### Requirement
Write out the part of the lines that begins with the line containing "- l2-s1: 3: [231, 347, 237, 361]" and ends with the line containing "- l3-a: -D: [575, 336, 600, 357]", keeping each line exactly as it appears and including both end lines.

━━━━━ Data lines

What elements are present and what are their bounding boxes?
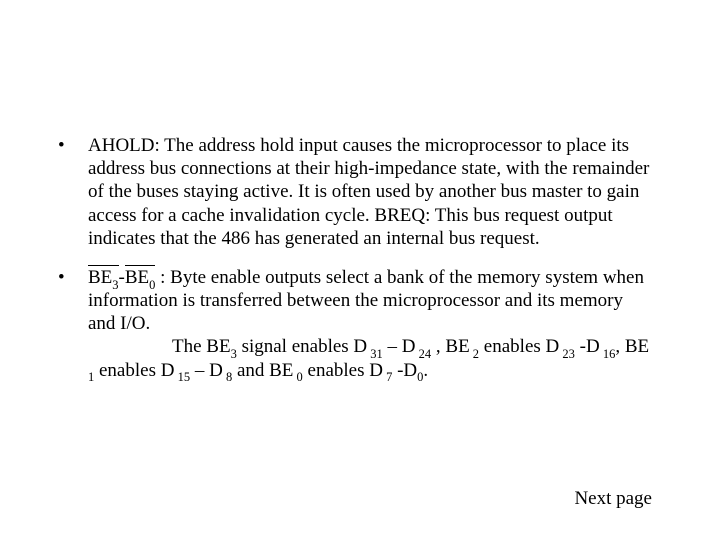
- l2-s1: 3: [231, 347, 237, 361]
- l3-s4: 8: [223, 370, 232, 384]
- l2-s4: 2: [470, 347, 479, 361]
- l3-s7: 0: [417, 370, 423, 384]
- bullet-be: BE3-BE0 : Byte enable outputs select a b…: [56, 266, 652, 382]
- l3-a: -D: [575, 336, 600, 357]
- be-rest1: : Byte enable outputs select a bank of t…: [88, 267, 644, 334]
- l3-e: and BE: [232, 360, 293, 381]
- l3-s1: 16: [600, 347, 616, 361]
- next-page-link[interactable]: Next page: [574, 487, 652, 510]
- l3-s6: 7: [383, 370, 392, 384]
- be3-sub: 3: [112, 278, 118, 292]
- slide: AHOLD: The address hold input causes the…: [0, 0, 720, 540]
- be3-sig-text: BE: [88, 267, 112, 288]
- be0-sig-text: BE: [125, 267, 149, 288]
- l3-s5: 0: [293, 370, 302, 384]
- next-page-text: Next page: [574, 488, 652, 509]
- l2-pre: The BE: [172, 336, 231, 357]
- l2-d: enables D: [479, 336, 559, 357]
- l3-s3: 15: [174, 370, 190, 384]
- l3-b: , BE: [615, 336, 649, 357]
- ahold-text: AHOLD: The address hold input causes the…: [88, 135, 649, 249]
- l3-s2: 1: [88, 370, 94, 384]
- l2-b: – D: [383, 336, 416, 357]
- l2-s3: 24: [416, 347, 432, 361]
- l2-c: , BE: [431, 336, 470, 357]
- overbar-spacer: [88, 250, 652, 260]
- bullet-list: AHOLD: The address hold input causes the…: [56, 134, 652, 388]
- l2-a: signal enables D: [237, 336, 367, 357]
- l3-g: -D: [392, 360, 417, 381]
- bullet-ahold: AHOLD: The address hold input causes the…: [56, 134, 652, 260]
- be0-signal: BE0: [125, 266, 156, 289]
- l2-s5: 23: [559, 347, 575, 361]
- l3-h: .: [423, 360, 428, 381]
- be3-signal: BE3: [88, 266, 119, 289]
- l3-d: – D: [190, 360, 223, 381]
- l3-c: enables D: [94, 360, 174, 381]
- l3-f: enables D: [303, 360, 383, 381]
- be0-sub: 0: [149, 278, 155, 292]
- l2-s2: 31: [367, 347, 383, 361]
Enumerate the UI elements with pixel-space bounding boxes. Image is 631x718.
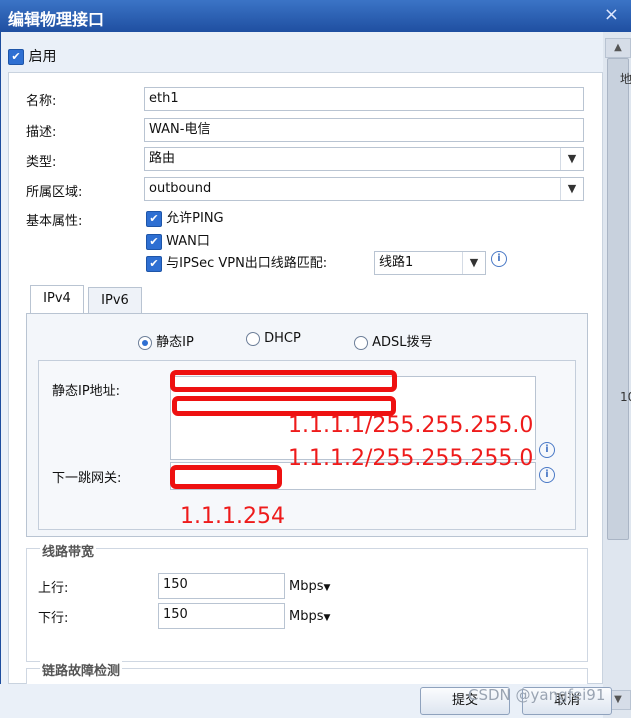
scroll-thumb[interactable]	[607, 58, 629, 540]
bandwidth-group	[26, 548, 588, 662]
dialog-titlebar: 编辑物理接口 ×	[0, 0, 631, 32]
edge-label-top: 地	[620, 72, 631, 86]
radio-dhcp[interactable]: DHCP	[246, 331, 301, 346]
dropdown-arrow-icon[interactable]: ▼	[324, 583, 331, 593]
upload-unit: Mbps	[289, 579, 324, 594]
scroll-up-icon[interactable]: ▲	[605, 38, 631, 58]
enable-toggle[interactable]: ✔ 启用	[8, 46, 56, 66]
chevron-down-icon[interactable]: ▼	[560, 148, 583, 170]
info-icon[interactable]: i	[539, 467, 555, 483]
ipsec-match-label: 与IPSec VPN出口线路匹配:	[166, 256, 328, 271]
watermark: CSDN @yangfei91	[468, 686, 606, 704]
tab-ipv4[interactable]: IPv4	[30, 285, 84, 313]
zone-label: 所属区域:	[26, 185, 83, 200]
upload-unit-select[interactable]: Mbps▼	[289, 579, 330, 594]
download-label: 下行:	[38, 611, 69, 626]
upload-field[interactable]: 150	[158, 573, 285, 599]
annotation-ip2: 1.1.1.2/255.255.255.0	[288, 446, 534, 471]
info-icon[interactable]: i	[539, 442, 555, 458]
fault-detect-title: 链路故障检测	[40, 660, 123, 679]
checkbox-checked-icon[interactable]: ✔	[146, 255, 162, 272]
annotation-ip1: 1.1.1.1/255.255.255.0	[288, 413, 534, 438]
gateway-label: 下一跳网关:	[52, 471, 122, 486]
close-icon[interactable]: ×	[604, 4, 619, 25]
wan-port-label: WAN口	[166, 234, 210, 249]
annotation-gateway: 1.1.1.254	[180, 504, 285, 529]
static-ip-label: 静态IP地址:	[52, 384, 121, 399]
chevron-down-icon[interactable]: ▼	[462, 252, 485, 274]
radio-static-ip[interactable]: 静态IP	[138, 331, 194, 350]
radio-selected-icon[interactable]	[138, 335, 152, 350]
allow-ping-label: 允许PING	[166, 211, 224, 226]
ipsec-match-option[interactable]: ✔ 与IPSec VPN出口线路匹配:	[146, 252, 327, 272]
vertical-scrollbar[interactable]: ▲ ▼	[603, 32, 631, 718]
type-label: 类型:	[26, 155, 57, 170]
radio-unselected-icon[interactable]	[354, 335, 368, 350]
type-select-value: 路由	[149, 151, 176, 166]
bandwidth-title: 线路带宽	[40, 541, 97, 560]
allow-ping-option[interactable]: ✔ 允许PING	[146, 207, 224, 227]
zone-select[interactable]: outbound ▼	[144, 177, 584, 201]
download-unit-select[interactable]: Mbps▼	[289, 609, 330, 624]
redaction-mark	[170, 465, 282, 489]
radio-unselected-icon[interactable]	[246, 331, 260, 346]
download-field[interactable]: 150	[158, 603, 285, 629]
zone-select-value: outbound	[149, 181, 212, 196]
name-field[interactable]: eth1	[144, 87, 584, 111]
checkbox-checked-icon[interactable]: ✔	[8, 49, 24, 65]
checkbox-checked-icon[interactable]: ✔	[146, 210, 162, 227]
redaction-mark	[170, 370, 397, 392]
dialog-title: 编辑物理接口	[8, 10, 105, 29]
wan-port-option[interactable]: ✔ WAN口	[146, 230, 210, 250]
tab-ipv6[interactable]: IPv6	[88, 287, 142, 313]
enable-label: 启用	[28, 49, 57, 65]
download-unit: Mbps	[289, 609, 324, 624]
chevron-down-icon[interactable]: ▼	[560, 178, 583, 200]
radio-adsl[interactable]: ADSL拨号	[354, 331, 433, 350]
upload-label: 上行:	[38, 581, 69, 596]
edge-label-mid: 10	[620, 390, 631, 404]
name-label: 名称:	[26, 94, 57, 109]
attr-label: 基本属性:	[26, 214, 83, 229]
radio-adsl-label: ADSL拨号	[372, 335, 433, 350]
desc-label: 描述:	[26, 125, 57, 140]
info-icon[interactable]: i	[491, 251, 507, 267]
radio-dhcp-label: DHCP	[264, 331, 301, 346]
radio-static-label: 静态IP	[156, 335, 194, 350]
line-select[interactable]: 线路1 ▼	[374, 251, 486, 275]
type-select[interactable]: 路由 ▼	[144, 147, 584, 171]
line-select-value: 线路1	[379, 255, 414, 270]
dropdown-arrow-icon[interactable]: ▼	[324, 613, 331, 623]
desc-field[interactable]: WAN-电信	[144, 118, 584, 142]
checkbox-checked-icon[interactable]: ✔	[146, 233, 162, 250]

━━━━━━━━━━

### Solution to this problem
- l2-s1: 3: [231, 347, 237, 361]
- l3-s4: 8: [223, 370, 232, 384]
- l2-s4: 2: [470, 347, 479, 361]
- l3-s7: 0: [417, 370, 423, 384]
- bullet-be: BE3-BE0 : Byte enable outputs select a b…: [56, 266, 652, 382]
- l3-a: -D: [575, 336, 600, 357]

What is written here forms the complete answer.